# Direction
Repeat exactly each line of the data provided below.

++++ Data supplied ++++

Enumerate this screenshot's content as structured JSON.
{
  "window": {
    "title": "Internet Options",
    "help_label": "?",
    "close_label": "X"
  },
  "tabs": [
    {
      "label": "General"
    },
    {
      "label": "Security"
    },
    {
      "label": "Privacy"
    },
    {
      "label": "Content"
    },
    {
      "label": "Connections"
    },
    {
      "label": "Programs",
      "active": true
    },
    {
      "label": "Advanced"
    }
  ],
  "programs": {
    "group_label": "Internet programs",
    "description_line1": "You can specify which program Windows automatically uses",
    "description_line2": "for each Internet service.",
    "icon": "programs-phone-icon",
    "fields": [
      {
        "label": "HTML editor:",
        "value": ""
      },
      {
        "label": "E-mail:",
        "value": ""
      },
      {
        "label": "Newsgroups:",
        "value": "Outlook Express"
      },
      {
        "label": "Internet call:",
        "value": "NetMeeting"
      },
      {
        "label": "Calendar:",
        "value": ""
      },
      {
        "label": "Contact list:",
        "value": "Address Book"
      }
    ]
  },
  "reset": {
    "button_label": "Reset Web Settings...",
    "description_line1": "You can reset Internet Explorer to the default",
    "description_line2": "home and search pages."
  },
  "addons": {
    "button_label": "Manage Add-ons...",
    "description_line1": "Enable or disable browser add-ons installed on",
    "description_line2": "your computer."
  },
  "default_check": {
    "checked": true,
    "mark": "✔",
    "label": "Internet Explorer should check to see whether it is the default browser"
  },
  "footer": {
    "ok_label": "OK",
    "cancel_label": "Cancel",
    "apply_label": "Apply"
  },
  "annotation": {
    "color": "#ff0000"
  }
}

++++

# Solution for this task
Enumerate this screenshot's content as structured JSON.
{
  "window": {
    "title": "Internet Options",
    "help_label": "?",
    "close_label": "X"
  },
  "tabs": [
    {
      "label": "General"
    },
    {
      "label": "Security"
    },
    {
      "label": "Privacy"
    },
    {
      "label": "Content"
    },
    {
      "label": "Connections"
    },
    {
      "label": "Programs",
      "active": true
    },
    {
      "label": "Advanced"
    }
  ],
  "programs": {
    "group_label": "Internet programs",
    "description_line1": "You can specify which program Windows automatically uses",
    "description_line2": "for each Internet service.",
    "icon": "programs-phone-icon",
    "fields": [
      {
        "label": "HTML editor:",
        "value": ""
      },
      {
        "label": "E-mail:",
        "value": ""
      },
      {
        "label": "Newsgroups:",
        "value": "Outlook Express"
      },
      {
        "label": "Internet call:",
        "value": "NetMeeting"
      },
      {
        "label": "Calendar:",
        "value": ""
      },
      {
        "label": "Contact list:",
        "value": "Address Book"
      }
    ]
  },
  "reset": {
    "button_label": "Reset Web Settings...",
    "description_line1": "You can reset Internet Explorer to the default",
    "description_line2": "home and search pages."
  },
  "addons": {
    "button_label": "Manage Add-ons...",
    "description_line1": "Enable or disable browser add-ons installed on",
    "description_line2": "your computer."
  },
  "default_check": {
    "checked": true,
    "mark": "✔",
    "label": "Internet Explorer should check to see whether it is the default browser"
  },
  "footer": {
    "ok_label": "OK",
    "cancel_label": "Cancel",
    "apply_label": "Apply"
  },
  "annotation": {
    "color": "#ff0000"
  }
}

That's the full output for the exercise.